(begin)
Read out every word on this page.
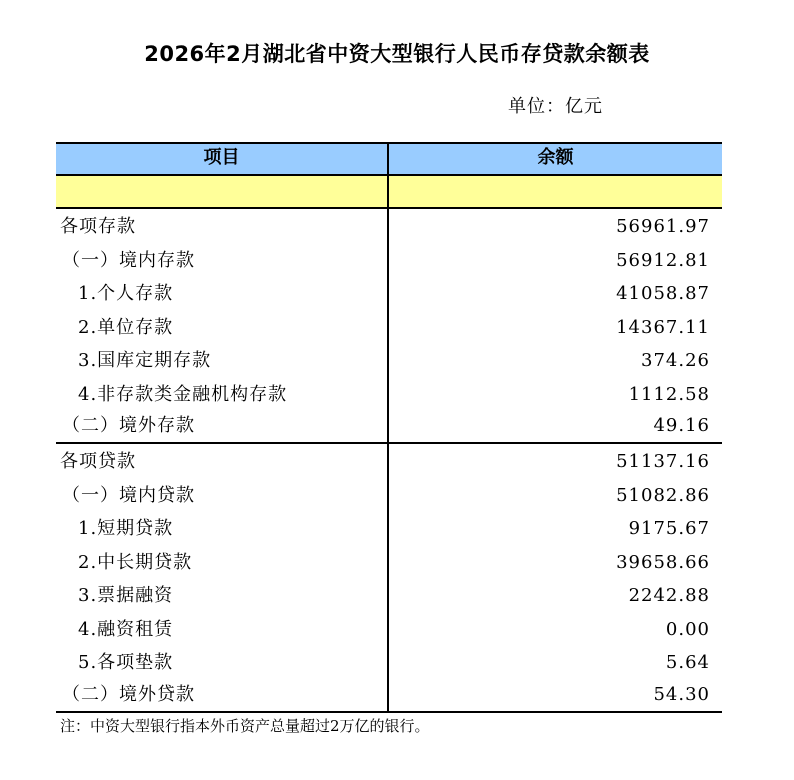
2026年2月湖北省中资大型银行人民币存贷款余额表
单位：亿元
项目	余额
各项存款	56961.97
（一）境内存款	56912.81
1.个人存款	41058.87
2.单位存款	14367.11
3.国库定期存款	374.26
4.非存款类金融机构存款	1112.58
（二）境外存款	49.16
各项贷款	51137.16
（一）境内贷款	51082.86
1.短期贷款	9175.67
2.中长期贷款	39658.66
3.票据融资	2242.88
4.融资租赁	0.00
5.各项垫款	5.64
（二）境外贷款	54.30
注：中资大型银行指本外币资产总量超过2万亿的银行。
(end)
▸ **PROBLEM STATEMENT**:
Repeat the material above verbatim, with no pictures in the output.

▸ **EXERCISE RESPONSE**:
Read out every word on this page.
2026年2月湖北省中资大型银行人民币存贷款余额表
单位：亿元
项目	余额
各项存款	56961.97
（一）境内存款	56912.81
1.个人存款	41058.87
2.单位存款	14367.11
3.国库定期存款	374.26
4.非存款类金融机构存款	1112.58
（二）境外存款	49.16
各项贷款	51137.16
（一）境内贷款	51082.86
1.短期贷款	9175.67
2.中长期贷款	39658.66
3.票据融资	2242.88
4.融资租赁	0.00
5.各项垫款	5.64
（二）境外贷款	54.30
注：中资大型银行指本外币资产总量超过2万亿的银行。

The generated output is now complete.